Challenge
Below are entries. Pull out all lines containing "butanol".

Information shown

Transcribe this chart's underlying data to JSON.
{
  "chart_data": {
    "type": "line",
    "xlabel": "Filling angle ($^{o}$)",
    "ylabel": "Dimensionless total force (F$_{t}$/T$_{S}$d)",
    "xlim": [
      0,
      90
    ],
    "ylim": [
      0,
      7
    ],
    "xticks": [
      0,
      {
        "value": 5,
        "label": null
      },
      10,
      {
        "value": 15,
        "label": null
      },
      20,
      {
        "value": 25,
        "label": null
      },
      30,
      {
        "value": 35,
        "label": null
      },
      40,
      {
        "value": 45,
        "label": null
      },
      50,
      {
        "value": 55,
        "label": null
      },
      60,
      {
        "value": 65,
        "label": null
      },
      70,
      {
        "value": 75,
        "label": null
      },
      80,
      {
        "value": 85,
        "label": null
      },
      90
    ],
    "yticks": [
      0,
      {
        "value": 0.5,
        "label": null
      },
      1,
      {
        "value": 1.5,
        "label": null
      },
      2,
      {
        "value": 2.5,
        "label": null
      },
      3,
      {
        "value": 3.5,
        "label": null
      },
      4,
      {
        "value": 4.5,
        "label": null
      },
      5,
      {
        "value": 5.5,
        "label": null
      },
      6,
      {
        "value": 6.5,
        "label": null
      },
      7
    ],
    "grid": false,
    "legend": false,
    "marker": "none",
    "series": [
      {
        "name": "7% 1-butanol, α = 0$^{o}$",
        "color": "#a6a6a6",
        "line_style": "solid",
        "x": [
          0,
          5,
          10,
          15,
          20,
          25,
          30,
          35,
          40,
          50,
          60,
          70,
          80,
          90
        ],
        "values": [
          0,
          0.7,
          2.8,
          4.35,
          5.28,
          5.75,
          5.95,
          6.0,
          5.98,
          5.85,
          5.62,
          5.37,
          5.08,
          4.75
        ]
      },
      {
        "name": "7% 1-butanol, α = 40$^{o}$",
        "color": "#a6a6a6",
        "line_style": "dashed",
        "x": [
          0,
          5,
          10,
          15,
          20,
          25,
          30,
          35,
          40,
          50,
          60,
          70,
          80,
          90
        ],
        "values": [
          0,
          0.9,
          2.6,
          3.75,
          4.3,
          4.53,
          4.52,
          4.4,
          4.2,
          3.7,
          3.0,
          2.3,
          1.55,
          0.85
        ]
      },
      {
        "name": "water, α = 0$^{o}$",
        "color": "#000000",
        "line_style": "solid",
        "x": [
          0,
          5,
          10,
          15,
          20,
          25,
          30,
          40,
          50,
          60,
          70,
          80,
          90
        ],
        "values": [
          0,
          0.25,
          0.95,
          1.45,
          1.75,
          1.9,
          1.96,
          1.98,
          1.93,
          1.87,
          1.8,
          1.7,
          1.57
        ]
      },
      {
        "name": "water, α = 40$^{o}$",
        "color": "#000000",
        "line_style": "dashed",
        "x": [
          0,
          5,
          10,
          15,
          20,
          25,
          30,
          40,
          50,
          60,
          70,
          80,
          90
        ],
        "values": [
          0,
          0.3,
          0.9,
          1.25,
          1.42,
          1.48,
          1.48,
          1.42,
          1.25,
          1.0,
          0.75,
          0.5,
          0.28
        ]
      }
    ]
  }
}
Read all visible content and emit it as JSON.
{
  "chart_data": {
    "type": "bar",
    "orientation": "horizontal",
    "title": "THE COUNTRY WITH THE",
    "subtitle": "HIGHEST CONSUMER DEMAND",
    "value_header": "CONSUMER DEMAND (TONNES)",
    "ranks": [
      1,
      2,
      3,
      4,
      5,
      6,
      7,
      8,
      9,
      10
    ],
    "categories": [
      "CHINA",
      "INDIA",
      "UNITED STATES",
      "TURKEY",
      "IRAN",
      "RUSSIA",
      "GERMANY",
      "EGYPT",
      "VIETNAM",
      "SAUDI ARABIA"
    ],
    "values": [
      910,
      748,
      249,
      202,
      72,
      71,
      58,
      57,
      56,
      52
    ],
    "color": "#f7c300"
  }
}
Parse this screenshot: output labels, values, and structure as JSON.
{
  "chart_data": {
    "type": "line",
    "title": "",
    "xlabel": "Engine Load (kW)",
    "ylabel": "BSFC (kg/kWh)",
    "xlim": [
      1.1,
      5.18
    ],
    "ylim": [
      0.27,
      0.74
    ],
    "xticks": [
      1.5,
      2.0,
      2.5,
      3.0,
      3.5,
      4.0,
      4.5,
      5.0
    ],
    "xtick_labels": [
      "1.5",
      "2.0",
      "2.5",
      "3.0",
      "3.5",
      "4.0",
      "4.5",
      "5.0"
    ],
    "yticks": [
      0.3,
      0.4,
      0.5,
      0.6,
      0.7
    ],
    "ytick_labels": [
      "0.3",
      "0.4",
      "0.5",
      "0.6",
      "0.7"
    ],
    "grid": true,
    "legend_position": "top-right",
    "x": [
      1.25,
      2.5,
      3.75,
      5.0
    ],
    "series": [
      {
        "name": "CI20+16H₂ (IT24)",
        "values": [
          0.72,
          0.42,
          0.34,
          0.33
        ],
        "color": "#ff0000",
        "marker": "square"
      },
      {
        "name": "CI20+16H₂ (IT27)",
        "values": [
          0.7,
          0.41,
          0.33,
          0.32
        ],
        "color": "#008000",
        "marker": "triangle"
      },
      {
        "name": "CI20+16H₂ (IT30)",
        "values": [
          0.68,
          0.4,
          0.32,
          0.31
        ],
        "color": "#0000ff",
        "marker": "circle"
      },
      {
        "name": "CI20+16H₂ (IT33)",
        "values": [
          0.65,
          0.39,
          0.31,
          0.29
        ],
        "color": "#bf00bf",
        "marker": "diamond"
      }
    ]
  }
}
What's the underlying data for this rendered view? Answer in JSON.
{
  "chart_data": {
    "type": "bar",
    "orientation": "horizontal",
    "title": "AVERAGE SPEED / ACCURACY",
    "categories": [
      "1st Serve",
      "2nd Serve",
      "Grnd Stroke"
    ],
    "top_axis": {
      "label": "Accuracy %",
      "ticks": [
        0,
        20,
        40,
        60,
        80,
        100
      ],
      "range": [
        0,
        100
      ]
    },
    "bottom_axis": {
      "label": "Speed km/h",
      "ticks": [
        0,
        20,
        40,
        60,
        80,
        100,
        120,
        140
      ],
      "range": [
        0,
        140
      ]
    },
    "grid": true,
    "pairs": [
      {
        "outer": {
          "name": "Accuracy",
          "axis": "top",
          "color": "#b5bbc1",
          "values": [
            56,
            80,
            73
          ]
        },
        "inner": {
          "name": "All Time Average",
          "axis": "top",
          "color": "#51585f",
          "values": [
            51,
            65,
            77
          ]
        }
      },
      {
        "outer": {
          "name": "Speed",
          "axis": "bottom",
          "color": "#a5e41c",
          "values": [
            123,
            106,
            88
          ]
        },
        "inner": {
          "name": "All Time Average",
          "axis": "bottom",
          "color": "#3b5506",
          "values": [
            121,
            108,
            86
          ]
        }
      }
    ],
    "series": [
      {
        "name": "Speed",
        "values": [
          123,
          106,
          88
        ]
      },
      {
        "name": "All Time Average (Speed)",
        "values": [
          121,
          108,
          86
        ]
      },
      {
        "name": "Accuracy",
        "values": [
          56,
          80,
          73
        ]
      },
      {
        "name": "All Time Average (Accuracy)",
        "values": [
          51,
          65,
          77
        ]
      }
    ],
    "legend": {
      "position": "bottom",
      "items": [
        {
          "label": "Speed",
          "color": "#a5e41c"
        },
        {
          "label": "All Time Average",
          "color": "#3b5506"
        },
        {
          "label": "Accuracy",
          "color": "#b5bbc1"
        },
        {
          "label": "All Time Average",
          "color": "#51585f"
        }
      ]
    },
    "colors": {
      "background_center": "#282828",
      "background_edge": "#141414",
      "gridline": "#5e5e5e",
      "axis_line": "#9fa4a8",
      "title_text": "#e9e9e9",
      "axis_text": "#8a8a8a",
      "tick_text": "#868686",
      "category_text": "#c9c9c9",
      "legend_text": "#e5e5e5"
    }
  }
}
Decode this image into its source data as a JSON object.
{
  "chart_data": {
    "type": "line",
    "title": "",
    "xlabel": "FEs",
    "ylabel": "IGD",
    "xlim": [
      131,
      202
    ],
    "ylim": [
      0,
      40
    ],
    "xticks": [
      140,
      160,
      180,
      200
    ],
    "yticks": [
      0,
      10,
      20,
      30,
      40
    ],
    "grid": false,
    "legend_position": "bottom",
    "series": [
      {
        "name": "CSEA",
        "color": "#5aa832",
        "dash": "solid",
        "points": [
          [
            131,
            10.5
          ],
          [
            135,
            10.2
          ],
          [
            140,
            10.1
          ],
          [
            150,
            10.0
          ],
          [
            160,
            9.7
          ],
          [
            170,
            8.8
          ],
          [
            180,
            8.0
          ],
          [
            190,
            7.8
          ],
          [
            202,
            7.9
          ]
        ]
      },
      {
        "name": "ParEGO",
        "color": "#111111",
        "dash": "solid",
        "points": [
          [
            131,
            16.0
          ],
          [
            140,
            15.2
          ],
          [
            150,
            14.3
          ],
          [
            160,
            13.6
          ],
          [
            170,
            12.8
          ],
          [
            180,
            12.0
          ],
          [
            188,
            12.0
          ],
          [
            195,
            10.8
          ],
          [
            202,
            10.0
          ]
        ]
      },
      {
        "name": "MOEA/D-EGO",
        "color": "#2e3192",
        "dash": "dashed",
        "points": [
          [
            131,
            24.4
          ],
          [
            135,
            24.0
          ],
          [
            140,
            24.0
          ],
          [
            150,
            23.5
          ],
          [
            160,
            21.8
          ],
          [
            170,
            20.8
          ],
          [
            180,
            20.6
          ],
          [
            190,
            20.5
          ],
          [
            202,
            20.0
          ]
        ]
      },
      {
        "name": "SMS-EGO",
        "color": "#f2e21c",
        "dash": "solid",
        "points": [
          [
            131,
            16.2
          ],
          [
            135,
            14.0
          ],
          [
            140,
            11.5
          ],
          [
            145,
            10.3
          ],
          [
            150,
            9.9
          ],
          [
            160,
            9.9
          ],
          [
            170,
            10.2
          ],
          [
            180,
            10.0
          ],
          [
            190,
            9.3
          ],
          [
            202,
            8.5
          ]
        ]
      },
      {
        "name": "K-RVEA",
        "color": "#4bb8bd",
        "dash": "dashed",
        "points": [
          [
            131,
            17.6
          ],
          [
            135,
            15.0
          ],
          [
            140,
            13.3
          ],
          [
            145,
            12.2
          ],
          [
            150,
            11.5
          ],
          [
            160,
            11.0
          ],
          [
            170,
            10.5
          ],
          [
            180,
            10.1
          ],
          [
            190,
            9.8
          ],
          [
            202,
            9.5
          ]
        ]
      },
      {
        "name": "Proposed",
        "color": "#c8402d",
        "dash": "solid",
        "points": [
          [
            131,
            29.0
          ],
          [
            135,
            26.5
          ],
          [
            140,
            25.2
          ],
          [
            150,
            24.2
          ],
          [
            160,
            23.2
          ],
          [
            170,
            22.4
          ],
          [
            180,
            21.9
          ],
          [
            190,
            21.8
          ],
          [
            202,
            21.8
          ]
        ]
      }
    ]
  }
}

Solution to the exercise
        "name": "7% 1-butanol, α = 0$^{o}$",
        "name": "7% 1-butanol, α = 40$^{o}$",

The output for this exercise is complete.